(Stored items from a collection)
——————
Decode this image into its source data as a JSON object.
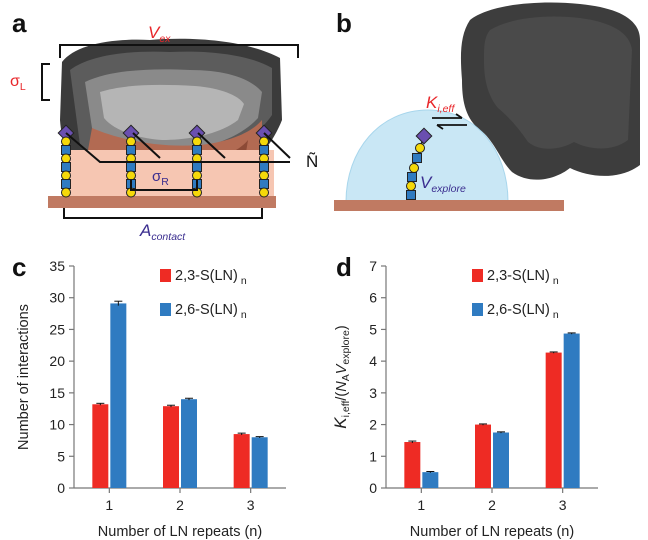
{
  "panels": {
    "a": {
      "label": "a",
      "v_ex": {
        "main": "V",
        "sub": "ex"
      },
      "sigma_l": {
        "main": "σ",
        "sub": "L"
      },
      "sigma_r": {
        "main": "σ",
        "sub": "R"
      },
      "n_tilde": "Ñ",
      "a_contact": {
        "main": "A",
        "sub": "contact"
      }
    },
    "b": {
      "label": "b",
      "k_ieff": {
        "main": "K",
        "sub": "i,eff"
      },
      "v_explore": {
        "main": "V",
        "sub": "explore"
      }
    },
    "c": {
      "label": "c"
    },
    "d": {
      "label": "d"
    }
  },
  "colors": {
    "series1": "#ee2b24",
    "series2": "#2f7bc1",
    "surface": "#c07a62",
    "contact_zone": "#f6c6b2",
    "dome": "#c9e7f5",
    "label_red": "#e8262a",
    "label_purple": "#3a2d8f",
    "protein": "#3a3a3a"
  },
  "icons": [
    "sialic-acid-diamond-icon",
    "galactose-circle-icon",
    "glcnac-square-icon"
  ],
  "chart_data": [
    {
      "type": "bar",
      "panel": "c",
      "categories": [
        "1",
        "2",
        "3"
      ],
      "series": [
        {
          "name": "2,3-S(LN)",
          "name_sub": "n",
          "values": [
            13.2,
            12.9,
            8.5
          ],
          "errors": [
            0.15,
            0.15,
            0.15
          ]
        },
        {
          "name": "2,6-S(LN)",
          "name_sub": "n",
          "values": [
            29.1,
            14.0,
            8.0
          ],
          "errors": [
            0.35,
            0.15,
            0.1
          ]
        }
      ],
      "xlabel": "Number of LN repeats (n)",
      "ylabel": "Number of interactions",
      "ylim": [
        0,
        35
      ],
      "yticks": [
        0,
        5,
        10,
        15,
        20,
        25,
        30,
        35
      ],
      "legend": "top-right",
      "grid": false
    },
    {
      "type": "bar",
      "panel": "d",
      "categories": [
        "1",
        "2",
        "3"
      ],
      "series": [
        {
          "name": "2,3-S(LN)",
          "name_sub": "n",
          "values": [
            1.45,
            2.0,
            4.27
          ],
          "errors": [
            0.03,
            0.02,
            0.02
          ]
        },
        {
          "name": "2,6-S(LN)",
          "name_sub": "n",
          "values": [
            0.5,
            1.75,
            4.87
          ],
          "errors": [
            0.02,
            0.02,
            0.02
          ]
        }
      ],
      "xlabel": "Number of LN repeats (n)",
      "ylabel": "K_i,eff/(N_A V_explore)",
      "ylabel_parts": {
        "k": "K",
        "k_sub": "i,eff",
        "mid": "/(",
        "na": "N",
        "na_sub": "A",
        "v": "V",
        "v_sub": "explore",
        "end": ")"
      },
      "ylim": [
        0,
        7
      ],
      "yticks": [
        0,
        1,
        2,
        3,
        4,
        5,
        6,
        7
      ],
      "legend": "top-right",
      "grid": false
    }
  ]
}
——————
The task calls for every record to be transcribed exactly, with no images included.

Solution for this exercise:
Decode this image into its source data as a JSON object.
{
  "panels": {
    "a": {
      "label": "a",
      "v_ex": {
        "main": "V",
        "sub": "ex"
      },
      "sigma_l": {
        "main": "σ",
        "sub": "L"
      },
      "sigma_r": {
        "main": "σ",
        "sub": "R"
      },
      "n_tilde": "Ñ",
      "a_contact": {
        "main": "A",
        "sub": "contact"
      }
    },
    "b": {
      "label": "b",
      "k_ieff": {
        "main": "K",
        "sub": "i,eff"
      },
      "v_explore": {
        "main": "V",
        "sub": "explore"
      }
    },
    "c": {
      "label": "c"
    },
    "d": {
      "label": "d"
    }
  },
  "colors": {
    "series1": "#ee2b24",
    "series2": "#2f7bc1",
    "surface": "#c07a62",
    "contact_zone": "#f6c6b2",
    "dome": "#c9e7f5",
    "label_red": "#e8262a",
    "label_purple": "#3a2d8f",
    "protein": "#3a3a3a"
  },
  "icons": [
    "sialic-acid-diamond-icon",
    "galactose-circle-icon",
    "glcnac-square-icon"
  ],
  "chart_data": [
    {
      "type": "bar",
      "panel": "c",
      "categories": [
        "1",
        "2",
        "3"
      ],
      "series": [
        {
          "name": "2,3-S(LN)",
          "name_sub": "n",
          "values": [
            13.2,
            12.9,
            8.5
          ],
          "errors": [
            0.15,
            0.15,
            0.15
          ]
        },
        {
          "name": "2,6-S(LN)",
          "name_sub": "n",
          "values": [
            29.1,
            14.0,
            8.0
          ],
          "errors": [
            0.35,
            0.15,
            0.1
          ]
        }
      ],
      "xlabel": "Number of LN repeats (n)",
      "ylabel": "Number of interactions",
      "ylim": [
        0,
        35
      ],
      "yticks": [
        0,
        5,
        10,
        15,
        20,
        25,
        30,
        35
      ],
      "legend": "top-right",
      "grid": false
    },
    {
      "type": "bar",
      "panel": "d",
      "categories": [
        "1",
        "2",
        "3"
      ],
      "series": [
        {
          "name": "2,3-S(LN)",
          "name_sub": "n",
          "values": [
            1.45,
            2.0,
            4.27
          ],
          "errors": [
            0.03,
            0.02,
            0.02
          ]
        },
        {
          "name": "2,6-S(LN)",
          "name_sub": "n",
          "values": [
            0.5,
            1.75,
            4.87
          ],
          "errors": [
            0.02,
            0.02,
            0.02
          ]
        }
      ],
      "xlabel": "Number of LN repeats (n)",
      "ylabel": "K_i,eff/(N_A V_explore)",
      "ylabel_parts": {
        "k": "K",
        "k_sub": "i,eff",
        "mid": "/(",
        "na": "N",
        "na_sub": "A",
        "v": "V",
        "v_sub": "explore",
        "end": ")"
      },
      "ylim": [
        0,
        7
      ],
      "yticks": [
        0,
        1,
        2,
        3,
        4,
        5,
        6,
        7
      ],
      "legend": "top-right",
      "grid": false
    }
  ]
}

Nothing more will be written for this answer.